MATERIAL FOR THE TASK>
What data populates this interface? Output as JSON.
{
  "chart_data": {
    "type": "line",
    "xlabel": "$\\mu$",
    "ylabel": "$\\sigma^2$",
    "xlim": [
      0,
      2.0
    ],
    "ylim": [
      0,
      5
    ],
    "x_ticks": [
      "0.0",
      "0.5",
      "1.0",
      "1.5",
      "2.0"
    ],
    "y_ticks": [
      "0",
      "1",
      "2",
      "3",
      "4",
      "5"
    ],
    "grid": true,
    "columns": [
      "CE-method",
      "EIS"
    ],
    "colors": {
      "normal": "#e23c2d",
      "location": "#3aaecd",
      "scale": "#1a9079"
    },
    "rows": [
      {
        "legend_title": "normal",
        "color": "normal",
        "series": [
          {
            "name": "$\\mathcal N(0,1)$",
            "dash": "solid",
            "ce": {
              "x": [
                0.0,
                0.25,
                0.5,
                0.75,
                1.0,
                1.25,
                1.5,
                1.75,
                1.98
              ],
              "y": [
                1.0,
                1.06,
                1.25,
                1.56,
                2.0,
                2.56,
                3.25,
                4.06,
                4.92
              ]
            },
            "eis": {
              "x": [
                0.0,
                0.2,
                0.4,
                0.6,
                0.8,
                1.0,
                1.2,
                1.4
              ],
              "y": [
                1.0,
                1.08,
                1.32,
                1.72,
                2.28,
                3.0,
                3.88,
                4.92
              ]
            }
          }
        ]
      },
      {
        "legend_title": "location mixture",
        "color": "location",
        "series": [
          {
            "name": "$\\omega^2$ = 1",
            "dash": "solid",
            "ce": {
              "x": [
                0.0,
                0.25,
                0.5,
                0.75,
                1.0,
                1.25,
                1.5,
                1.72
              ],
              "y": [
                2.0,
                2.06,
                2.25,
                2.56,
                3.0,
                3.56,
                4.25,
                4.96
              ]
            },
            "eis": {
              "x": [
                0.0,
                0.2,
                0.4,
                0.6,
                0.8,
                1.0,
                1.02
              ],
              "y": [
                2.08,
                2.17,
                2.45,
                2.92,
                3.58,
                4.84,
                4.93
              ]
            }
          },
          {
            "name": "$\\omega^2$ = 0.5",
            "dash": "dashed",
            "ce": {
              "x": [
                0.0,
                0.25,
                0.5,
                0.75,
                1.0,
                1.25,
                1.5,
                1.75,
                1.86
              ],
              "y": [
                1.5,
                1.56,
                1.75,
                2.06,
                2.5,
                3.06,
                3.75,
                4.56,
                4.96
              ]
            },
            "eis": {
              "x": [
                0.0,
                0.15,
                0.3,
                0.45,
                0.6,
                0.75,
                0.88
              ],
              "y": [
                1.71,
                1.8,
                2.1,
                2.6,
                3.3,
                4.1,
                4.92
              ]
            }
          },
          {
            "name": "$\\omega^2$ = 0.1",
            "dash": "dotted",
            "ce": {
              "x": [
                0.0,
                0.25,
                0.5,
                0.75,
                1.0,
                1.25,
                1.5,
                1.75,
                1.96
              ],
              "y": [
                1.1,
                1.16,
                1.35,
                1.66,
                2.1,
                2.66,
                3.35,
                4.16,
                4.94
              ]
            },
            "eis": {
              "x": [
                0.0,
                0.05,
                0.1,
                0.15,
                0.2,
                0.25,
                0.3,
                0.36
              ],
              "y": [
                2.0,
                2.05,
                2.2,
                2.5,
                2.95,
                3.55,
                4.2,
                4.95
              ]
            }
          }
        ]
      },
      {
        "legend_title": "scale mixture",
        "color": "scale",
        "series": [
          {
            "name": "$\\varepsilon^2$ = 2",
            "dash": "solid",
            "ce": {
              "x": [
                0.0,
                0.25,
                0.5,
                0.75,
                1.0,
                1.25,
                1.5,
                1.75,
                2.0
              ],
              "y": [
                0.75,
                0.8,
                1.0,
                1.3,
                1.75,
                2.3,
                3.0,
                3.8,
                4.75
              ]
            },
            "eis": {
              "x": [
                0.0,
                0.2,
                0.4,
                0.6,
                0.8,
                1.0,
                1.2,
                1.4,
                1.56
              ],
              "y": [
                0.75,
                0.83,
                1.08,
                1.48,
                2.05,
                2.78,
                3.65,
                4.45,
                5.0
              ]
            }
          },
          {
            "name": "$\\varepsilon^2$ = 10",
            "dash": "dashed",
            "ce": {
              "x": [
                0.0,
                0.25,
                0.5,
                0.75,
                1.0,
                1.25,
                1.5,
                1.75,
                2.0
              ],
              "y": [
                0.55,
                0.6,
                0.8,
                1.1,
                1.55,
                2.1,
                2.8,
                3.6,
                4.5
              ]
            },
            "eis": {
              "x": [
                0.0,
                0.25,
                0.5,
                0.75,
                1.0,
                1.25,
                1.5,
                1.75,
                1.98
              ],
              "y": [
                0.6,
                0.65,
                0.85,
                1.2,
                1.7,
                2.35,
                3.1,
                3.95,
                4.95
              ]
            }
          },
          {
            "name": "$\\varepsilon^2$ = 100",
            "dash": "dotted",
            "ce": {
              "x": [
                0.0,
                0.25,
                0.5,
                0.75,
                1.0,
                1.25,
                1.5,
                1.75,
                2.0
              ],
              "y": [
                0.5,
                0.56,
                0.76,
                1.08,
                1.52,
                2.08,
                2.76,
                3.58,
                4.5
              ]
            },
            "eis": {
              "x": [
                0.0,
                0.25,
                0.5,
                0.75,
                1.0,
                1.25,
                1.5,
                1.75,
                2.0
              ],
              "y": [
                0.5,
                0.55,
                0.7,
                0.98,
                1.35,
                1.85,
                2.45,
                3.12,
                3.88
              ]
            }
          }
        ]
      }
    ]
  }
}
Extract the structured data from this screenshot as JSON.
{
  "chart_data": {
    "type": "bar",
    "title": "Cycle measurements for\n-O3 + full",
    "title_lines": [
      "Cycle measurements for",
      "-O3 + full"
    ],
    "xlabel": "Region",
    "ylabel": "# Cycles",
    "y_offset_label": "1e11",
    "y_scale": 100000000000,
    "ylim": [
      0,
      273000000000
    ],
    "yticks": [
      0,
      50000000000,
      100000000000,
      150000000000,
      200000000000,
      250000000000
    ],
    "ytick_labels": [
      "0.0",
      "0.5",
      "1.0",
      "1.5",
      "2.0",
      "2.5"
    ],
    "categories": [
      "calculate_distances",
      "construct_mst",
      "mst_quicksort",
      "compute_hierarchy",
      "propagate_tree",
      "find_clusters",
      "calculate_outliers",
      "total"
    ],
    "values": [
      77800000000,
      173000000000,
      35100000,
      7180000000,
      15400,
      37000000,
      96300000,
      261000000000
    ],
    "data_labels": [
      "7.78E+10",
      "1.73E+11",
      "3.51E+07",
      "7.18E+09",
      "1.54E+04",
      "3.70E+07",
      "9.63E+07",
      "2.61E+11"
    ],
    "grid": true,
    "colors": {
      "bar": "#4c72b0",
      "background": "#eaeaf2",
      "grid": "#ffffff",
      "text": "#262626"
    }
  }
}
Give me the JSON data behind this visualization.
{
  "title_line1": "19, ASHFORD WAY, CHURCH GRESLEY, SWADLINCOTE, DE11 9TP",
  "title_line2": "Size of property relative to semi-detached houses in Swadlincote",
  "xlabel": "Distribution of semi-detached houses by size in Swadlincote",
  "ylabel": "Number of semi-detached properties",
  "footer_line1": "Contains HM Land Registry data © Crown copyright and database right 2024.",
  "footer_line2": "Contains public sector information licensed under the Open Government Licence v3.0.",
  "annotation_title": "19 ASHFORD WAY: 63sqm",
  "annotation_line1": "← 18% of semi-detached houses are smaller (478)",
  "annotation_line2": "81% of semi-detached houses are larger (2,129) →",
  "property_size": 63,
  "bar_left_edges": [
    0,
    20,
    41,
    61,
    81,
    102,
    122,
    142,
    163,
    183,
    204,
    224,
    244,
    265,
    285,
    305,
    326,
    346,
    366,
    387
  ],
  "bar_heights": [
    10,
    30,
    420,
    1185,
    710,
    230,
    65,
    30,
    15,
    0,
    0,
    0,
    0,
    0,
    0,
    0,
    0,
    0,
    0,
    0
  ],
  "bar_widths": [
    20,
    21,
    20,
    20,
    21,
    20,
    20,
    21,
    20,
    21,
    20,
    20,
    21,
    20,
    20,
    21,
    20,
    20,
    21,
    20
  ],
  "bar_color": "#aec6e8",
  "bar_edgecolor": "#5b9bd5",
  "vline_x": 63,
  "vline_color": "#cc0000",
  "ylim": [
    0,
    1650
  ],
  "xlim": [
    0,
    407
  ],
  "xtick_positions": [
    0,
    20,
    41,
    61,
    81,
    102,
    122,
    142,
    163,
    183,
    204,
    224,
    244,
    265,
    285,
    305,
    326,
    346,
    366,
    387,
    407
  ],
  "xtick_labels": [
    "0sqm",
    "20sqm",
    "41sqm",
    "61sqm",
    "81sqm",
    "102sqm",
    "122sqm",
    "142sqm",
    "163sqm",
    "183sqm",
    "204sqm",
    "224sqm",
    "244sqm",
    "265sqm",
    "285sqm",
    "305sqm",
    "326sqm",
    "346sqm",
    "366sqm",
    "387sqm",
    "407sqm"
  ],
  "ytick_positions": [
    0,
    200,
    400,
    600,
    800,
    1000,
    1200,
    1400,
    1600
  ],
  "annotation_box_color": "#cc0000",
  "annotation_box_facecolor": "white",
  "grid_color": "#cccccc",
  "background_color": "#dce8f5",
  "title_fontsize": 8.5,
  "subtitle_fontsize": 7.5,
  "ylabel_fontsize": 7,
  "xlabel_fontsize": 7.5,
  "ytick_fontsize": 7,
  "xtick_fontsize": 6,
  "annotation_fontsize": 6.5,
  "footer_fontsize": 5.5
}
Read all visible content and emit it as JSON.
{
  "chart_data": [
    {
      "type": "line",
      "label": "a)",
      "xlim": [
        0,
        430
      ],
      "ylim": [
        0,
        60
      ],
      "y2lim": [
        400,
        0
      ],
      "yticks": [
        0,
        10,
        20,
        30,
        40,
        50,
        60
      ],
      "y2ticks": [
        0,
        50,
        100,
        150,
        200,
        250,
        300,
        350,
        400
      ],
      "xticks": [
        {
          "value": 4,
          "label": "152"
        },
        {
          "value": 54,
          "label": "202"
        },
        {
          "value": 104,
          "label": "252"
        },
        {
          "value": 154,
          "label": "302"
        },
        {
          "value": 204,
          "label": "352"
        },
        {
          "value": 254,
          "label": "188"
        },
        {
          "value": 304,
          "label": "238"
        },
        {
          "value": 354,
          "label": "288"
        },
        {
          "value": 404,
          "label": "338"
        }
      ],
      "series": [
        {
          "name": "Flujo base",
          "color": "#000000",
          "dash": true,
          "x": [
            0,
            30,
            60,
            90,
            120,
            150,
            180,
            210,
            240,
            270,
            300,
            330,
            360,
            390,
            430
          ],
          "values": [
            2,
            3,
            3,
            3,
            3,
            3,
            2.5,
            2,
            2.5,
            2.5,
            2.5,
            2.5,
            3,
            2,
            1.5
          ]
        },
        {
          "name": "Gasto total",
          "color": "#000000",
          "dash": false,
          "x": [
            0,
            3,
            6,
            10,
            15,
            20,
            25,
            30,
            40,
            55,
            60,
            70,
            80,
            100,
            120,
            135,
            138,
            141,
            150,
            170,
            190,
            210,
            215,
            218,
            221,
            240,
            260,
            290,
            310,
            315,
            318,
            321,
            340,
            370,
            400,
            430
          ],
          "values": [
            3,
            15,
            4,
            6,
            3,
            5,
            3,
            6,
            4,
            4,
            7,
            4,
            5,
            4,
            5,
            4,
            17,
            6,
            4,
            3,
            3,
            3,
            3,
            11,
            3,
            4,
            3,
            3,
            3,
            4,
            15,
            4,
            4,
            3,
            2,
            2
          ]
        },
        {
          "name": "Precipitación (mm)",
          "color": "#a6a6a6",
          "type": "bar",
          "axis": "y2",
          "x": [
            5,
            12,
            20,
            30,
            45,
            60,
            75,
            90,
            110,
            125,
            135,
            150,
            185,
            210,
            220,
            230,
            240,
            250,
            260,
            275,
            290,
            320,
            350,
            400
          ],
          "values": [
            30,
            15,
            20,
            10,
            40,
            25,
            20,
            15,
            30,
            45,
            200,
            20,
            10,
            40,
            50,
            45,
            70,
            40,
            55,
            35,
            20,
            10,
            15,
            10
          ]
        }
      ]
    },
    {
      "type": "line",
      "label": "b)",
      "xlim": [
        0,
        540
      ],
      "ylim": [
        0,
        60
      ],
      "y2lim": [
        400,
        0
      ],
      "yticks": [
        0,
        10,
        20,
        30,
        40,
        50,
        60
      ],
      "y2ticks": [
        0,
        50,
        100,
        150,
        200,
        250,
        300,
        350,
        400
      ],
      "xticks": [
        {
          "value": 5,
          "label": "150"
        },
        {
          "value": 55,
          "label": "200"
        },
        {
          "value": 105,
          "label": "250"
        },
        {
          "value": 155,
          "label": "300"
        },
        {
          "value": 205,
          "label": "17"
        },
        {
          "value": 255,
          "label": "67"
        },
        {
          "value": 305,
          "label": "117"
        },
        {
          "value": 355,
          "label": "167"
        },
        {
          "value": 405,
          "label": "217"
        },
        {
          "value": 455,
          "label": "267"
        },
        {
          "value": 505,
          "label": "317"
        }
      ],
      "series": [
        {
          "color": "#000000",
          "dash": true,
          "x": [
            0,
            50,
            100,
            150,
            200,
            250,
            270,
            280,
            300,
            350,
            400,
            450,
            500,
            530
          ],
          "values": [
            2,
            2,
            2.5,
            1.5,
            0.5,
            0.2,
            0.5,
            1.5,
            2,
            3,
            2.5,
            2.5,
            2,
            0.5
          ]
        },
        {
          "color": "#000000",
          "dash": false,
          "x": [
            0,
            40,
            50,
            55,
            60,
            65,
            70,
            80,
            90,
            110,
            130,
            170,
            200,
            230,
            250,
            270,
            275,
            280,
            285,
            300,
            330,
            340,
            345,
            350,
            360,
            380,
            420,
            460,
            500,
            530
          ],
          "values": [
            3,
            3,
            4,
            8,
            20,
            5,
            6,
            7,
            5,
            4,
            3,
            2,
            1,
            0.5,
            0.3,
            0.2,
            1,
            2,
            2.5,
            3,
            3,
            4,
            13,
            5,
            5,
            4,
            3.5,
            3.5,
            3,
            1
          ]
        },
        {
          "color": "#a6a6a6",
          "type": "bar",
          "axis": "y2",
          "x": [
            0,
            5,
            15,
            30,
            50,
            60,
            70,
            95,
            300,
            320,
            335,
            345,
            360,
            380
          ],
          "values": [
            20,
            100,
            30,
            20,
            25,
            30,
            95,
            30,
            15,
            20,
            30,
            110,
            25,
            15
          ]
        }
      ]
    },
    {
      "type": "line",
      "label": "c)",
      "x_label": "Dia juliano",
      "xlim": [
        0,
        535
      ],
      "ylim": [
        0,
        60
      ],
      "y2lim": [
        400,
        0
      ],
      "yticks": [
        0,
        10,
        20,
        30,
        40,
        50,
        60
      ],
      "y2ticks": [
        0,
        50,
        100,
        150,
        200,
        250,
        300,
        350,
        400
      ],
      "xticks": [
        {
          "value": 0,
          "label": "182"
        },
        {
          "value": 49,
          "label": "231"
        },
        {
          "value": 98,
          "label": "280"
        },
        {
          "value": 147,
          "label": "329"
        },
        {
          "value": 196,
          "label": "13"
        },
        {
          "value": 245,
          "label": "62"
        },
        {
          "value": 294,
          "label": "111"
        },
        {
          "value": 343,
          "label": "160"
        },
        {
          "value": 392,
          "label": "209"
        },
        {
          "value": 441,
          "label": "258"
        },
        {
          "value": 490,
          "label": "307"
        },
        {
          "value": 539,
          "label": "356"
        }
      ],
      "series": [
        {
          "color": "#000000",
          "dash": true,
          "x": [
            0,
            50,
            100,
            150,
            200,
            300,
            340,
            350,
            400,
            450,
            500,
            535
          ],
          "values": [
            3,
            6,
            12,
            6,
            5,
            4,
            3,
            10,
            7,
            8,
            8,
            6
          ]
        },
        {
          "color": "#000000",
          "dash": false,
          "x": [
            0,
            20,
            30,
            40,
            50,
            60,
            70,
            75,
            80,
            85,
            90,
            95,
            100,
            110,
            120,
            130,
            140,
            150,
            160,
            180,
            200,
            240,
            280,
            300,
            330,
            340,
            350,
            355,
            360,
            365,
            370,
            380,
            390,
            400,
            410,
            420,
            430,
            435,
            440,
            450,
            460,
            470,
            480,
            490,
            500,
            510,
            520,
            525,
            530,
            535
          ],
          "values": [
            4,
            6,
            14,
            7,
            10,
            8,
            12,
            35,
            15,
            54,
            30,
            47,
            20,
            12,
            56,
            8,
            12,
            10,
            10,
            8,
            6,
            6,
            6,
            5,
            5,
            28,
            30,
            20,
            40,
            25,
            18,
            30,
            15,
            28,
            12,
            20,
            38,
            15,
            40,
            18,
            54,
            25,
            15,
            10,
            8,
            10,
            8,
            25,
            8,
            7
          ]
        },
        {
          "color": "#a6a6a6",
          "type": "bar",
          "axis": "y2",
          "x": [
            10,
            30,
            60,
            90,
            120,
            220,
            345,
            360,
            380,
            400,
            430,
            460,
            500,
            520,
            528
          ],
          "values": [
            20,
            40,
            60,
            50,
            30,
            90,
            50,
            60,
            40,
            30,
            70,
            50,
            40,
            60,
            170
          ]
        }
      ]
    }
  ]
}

REQUIREMENTS> Go through the material above and copy each line that has the word "location".

EXERCISE ANSWER>
      "location": "#3aaecd",
        "legend_title": "location mixture",
        "color": "location",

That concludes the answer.